Data items
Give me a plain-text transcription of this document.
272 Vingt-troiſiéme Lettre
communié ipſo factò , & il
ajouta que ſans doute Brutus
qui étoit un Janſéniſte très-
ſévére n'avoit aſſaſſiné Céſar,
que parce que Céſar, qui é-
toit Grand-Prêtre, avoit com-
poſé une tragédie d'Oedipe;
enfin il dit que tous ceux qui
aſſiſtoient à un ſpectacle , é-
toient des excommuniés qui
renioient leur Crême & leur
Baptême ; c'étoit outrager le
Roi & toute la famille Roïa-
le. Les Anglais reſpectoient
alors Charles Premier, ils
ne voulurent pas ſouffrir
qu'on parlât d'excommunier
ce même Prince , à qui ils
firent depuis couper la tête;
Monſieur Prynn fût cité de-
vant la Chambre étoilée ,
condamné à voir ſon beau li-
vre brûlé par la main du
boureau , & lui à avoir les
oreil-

▶ _OBJECTIVE_:
Set down all of the entries exactly, please.

▶ _RESULT OF THIS TASK_:
Give me a plain-text transcription of this document.
272 Vingt-troiſiéme Lettre
communié ipſo factò , & il
ajouta que ſans doute Brutus
qui étoit un Janſéniſte très-
ſévére n'avoit aſſaſſiné Céſar,
que parce que Céſar, qui é-
toit Grand-Prêtre, avoit com-
poſé une tragédie d'Oedipe;
enfin il dit que tous ceux qui
aſſiſtoient à un ſpectacle , é-
toient des excommuniés qui
renioient leur Crême & leur
Baptême ; c'étoit outrager le
Roi & toute la famille Roïa-
le. Les Anglais reſpectoient
alors Charles Premier, ils
ne voulurent pas ſouffrir
qu'on parlât d'excommunier
ce même Prince , à qui ils
firent depuis couper la tête;
Monſieur Prynn fût cité de-
vant la Chambre étoilée ,
condamné à voir ſon beau li-
vre brûlé par la main du
boureau , & lui à avoir les
oreil-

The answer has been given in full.